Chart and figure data
============
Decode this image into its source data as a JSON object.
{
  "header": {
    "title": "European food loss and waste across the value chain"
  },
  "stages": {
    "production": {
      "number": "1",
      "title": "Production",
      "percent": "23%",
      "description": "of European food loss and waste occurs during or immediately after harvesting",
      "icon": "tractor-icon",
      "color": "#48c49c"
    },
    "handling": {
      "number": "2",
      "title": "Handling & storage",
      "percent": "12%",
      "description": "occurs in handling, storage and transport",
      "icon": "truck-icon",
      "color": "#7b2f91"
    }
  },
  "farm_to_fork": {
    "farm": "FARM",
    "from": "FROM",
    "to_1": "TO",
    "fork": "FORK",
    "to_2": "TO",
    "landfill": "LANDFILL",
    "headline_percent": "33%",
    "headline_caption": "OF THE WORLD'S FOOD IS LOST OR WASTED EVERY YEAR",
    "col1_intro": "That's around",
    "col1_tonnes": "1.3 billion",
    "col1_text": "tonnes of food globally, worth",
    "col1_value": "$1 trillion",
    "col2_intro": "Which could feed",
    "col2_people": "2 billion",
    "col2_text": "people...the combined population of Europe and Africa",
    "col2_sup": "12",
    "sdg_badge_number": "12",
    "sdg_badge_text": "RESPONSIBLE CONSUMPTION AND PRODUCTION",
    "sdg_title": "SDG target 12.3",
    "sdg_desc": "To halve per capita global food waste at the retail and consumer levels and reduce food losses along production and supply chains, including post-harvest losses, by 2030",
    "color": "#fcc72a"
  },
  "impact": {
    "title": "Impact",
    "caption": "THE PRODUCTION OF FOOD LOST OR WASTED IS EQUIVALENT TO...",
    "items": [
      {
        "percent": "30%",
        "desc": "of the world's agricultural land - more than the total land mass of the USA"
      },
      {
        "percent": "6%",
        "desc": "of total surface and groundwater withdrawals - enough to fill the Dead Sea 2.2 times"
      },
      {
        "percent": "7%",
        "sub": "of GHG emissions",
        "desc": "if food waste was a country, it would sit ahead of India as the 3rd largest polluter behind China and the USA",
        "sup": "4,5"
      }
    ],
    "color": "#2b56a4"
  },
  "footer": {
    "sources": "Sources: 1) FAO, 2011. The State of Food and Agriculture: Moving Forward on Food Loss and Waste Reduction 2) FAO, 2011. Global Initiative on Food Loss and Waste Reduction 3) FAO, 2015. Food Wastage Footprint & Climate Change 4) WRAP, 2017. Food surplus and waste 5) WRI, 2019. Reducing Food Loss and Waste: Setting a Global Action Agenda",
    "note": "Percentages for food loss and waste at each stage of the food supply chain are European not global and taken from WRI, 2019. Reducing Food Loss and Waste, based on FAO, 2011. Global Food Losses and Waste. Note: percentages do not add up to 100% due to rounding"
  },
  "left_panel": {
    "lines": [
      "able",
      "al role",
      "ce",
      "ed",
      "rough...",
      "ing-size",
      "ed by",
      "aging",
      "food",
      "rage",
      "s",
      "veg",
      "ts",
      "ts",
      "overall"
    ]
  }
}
============
__What you are asked to do__
Can you give every line above again, exactly as written?

__Solution below__
Decode this image into its source data as a JSON object.
{
  "header": {
    "title": "European food loss and waste across the value chain"
  },
  "stages": {
    "production": {
      "number": "1",
      "title": "Production",
      "percent": "23%",
      "description": "of European food loss and waste occurs during or immediately after harvesting",
      "icon": "tractor-icon",
      "color": "#48c49c"
    },
    "handling": {
      "number": "2",
      "title": "Handling & storage",
      "percent": "12%",
      "description": "occurs in handling, storage and transport",
      "icon": "truck-icon",
      "color": "#7b2f91"
    }
  },
  "farm_to_fork": {
    "farm": "FARM",
    "from": "FROM",
    "to_1": "TO",
    "fork": "FORK",
    "to_2": "TO",
    "landfill": "LANDFILL",
    "headline_percent": "33%",
    "headline_caption": "OF THE WORLD'S FOOD IS LOST OR WASTED EVERY YEAR",
    "col1_intro": "That's around",
    "col1_tonnes": "1.3 billion",
    "col1_text": "tonnes of food globally, worth",
    "col1_value": "$1 trillion",
    "col2_intro": "Which could feed",
    "col2_people": "2 billion",
    "col2_text": "people...the combined population of Europe and Africa",
    "col2_sup": "12",
    "sdg_badge_number": "12",
    "sdg_badge_text": "RESPONSIBLE CONSUMPTION AND PRODUCTION",
    "sdg_title": "SDG target 12.3",
    "sdg_desc": "To halve per capita global food waste at the retail and consumer levels and reduce food losses along production and supply chains, including post-harvest losses, by 2030",
    "color": "#fcc72a"
  },
  "impact": {
    "title": "Impact",
    "caption": "THE PRODUCTION OF FOOD LOST OR WASTED IS EQUIVALENT TO...",
    "items": [
      {
        "percent": "30%",
        "desc": "of the world's agricultural land - more than the total land mass of the USA"
      },
      {
        "percent": "6%",
        "desc": "of total surface and groundwater withdrawals - enough to fill the Dead Sea 2.2 times"
      },
      {
        "percent": "7%",
        "sub": "of GHG emissions",
        "desc": "if food waste was a country, it would sit ahead of India as the 3rd largest polluter behind China and the USA",
        "sup": "4,5"
      }
    ],
    "color": "#2b56a4"
  },
  "footer": {
    "sources": "Sources: 1) FAO, 2011. The State of Food and Agriculture: Moving Forward on Food Loss and Waste Reduction 2) FAO, 2011. Global Initiative on Food Loss and Waste Reduction 3) FAO, 2015. Food Wastage Footprint & Climate Change 4) WRAP, 2017. Food surplus and waste 5) WRI, 2019. Reducing Food Loss and Waste: Setting a Global Action Agenda",
    "note": "Percentages for food loss and waste at each stage of the food supply chain are European not global and taken from WRI, 2019. Reducing Food Loss and Waste, based on FAO, 2011. Global Food Losses and Waste. Note: percentages do not add up to 100% due to rounding"
  },
  "left_panel": {
    "lines": [
      "able",
      "al role",
      "ce",
      "ed",
      "rough...",
      "ing-size",
      "ed by",
      "aging",
      "food",
      "rage",
      "s",
      "veg",
      "ts",
      "ts",
      "overall"
    ]
  }
}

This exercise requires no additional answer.